(Saved data entries)
* Begin *

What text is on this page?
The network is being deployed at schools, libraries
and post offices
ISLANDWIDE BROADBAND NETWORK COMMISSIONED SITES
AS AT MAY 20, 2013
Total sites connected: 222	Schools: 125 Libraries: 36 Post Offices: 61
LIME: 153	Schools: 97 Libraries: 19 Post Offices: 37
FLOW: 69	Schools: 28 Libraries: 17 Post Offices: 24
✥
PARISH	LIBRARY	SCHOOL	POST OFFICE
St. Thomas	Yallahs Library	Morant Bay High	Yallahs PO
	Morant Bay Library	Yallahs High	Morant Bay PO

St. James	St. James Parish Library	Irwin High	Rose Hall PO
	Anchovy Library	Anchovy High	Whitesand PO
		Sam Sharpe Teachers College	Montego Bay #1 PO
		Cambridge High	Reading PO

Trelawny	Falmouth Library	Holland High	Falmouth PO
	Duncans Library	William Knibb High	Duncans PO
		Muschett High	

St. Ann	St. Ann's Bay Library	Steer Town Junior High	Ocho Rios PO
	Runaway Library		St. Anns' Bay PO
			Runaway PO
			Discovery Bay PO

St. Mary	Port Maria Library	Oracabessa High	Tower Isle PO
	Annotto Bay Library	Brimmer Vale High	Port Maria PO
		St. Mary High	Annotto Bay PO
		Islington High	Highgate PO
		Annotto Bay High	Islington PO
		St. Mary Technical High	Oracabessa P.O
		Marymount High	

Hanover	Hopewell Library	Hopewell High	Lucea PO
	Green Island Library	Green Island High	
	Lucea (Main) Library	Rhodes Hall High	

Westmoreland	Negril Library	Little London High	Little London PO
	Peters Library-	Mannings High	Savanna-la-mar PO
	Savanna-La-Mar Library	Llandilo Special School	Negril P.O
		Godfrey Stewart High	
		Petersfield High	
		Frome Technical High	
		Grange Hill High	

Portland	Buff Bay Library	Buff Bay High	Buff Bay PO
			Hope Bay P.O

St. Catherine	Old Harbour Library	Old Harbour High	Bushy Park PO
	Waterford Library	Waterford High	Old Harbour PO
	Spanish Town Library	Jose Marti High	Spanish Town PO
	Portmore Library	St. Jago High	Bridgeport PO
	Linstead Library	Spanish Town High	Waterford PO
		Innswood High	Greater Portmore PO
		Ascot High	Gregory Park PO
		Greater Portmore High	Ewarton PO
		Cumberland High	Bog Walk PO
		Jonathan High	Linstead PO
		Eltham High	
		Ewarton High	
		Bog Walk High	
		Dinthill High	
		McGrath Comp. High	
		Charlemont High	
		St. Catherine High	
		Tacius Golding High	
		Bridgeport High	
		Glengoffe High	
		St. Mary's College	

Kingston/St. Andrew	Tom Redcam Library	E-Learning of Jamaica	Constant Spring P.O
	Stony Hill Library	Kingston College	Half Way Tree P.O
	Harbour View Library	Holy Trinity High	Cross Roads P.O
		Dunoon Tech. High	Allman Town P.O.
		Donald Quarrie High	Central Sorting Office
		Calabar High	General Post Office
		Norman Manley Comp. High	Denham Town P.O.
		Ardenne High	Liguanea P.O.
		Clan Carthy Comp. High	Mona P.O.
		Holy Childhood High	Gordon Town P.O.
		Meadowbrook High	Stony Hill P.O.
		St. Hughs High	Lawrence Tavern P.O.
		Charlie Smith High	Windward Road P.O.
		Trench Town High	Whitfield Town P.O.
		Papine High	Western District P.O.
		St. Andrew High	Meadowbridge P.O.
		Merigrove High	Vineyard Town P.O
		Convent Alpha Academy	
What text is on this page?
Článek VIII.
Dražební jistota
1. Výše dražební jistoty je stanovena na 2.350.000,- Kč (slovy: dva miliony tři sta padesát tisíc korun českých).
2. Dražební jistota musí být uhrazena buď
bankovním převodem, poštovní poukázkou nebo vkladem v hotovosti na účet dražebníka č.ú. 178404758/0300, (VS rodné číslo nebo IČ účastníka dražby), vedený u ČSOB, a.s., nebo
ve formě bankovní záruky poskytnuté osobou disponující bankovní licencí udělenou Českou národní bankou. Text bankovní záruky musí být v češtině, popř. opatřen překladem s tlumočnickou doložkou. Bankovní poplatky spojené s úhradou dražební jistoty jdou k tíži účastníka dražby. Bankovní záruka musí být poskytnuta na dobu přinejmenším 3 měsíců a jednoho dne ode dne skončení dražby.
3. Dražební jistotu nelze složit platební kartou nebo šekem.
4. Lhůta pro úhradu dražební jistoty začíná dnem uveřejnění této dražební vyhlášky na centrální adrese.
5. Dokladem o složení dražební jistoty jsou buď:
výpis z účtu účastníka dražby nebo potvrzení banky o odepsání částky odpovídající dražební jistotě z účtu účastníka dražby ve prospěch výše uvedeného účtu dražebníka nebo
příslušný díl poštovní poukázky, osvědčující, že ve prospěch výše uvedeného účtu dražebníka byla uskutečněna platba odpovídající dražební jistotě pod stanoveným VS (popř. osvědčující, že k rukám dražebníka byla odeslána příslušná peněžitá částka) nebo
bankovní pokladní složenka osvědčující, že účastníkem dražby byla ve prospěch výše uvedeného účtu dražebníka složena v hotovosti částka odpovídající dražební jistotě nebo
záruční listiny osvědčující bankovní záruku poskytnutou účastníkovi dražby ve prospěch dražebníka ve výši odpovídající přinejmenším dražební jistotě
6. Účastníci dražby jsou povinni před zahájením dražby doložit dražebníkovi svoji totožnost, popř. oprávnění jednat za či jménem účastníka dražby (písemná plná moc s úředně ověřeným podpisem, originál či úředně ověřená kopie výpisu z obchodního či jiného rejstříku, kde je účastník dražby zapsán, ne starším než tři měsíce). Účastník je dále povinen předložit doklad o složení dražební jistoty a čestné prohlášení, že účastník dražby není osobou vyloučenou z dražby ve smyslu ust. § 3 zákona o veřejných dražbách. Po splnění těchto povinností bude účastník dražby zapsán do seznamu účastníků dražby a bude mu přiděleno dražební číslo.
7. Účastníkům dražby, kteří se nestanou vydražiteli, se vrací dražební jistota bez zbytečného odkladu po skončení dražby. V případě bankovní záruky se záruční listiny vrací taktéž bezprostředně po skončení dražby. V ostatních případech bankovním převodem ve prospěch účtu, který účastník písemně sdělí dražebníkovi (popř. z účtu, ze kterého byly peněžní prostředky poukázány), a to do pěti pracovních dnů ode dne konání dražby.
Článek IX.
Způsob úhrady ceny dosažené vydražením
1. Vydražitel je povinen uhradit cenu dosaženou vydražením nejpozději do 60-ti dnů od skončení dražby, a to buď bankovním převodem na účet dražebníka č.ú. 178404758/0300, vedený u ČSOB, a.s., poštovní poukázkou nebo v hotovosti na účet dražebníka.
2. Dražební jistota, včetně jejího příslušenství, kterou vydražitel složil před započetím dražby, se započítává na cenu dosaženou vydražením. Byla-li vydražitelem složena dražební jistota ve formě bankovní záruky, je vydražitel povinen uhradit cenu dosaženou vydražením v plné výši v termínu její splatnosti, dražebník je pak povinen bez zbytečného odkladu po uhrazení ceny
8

* End *
* Begin *

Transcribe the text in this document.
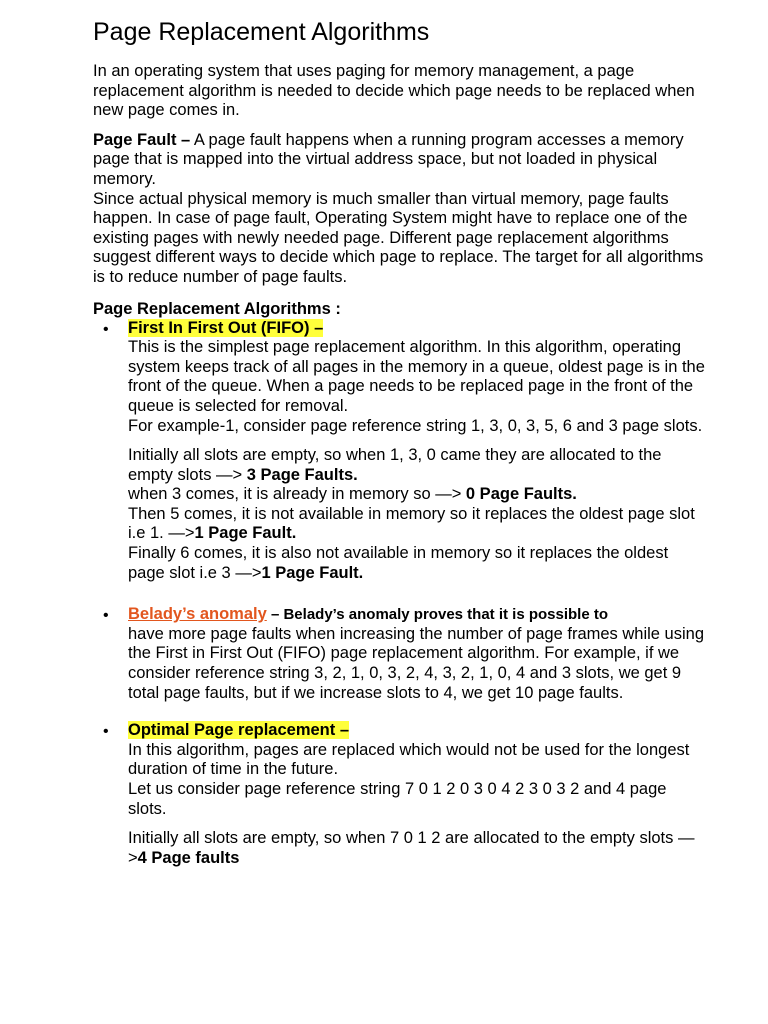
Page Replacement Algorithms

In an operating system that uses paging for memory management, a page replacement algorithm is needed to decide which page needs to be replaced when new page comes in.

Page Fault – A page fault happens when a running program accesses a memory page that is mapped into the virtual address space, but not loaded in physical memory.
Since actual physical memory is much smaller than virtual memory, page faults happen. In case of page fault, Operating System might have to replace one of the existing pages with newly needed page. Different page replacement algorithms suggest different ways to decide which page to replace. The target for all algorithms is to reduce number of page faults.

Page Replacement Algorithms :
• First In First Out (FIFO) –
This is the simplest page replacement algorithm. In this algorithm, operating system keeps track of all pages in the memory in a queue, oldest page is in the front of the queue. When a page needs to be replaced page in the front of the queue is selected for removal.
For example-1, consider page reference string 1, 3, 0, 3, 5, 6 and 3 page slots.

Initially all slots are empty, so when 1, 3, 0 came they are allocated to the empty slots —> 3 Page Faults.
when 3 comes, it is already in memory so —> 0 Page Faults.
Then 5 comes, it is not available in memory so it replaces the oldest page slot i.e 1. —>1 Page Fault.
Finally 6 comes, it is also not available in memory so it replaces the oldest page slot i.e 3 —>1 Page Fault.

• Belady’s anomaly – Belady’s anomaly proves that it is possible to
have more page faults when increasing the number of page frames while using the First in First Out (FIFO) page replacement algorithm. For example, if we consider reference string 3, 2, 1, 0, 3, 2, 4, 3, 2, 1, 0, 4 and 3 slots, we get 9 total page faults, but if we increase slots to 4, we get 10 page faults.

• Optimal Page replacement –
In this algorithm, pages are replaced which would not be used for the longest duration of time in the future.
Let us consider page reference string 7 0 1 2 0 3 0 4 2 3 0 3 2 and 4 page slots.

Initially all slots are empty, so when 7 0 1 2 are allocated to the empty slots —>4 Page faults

* End *
* Begin *

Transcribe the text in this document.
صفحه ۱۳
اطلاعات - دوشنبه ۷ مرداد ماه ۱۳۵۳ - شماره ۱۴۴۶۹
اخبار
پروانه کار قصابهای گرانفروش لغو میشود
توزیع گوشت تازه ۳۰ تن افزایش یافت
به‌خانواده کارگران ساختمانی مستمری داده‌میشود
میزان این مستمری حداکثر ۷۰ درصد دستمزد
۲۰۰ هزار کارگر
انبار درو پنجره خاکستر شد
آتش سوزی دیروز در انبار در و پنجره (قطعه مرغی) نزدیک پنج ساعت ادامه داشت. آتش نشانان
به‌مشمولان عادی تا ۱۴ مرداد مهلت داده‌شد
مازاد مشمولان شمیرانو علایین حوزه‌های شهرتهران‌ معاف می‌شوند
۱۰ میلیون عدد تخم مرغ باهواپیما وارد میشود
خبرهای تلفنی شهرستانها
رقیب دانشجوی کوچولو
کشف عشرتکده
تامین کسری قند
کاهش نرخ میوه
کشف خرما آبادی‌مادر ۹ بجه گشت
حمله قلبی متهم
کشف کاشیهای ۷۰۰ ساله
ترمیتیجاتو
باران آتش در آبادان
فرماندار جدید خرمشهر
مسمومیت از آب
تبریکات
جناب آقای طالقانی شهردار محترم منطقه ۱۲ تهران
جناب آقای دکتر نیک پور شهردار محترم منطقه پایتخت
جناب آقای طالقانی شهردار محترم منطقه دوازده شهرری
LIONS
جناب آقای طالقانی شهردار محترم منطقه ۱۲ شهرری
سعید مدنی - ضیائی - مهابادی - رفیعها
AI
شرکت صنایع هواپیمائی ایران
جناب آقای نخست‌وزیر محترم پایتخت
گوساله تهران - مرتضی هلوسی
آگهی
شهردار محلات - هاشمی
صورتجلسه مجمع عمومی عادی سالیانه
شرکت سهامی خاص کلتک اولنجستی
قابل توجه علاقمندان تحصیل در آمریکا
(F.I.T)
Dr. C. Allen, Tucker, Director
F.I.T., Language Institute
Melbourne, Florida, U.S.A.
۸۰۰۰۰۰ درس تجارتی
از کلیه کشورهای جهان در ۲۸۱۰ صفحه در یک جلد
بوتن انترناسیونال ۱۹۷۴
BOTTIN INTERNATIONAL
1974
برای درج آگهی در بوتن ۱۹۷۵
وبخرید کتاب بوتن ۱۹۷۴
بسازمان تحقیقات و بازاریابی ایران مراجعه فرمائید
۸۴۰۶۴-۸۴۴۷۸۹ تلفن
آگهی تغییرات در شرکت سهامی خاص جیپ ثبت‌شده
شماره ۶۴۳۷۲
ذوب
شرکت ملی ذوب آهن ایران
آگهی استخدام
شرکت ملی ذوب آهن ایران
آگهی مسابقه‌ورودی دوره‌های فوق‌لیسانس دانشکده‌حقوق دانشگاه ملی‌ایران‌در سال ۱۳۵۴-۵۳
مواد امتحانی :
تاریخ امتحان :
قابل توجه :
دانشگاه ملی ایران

* End *

Task
Track down every line with the word "poštovní" and copy it.

Solution
bankovním převodem, poštovní poukázkou nebo vkladem v hotovosti na účet dražebníka č.ú. 178404758/0300, (VS rodné číslo nebo IČ účastníka dražby), vedený u ČSOB, a.s., nebo
příslušný díl poštovní poukázky, osvědčující, že ve prospěch výše uvedeného účtu dražebníka byla uskutečněna platba odpovídající dražební jistotě pod stanoveným VS (popř. osvědčující, že k rukám dražebníka byla odeslána příslušná peněžitá částka) nebo
1. Vydražitel je povinen uhradit cenu dosaženou vydražením nejpozději do 60-ti dnů od skončení dražby, a to buď bankovním převodem na účet dražebníka č.ú. 178404758/0300, vedený u ČSOB, a.s., poštovní poukázkou nebo v hotovosti na účet dražebníka.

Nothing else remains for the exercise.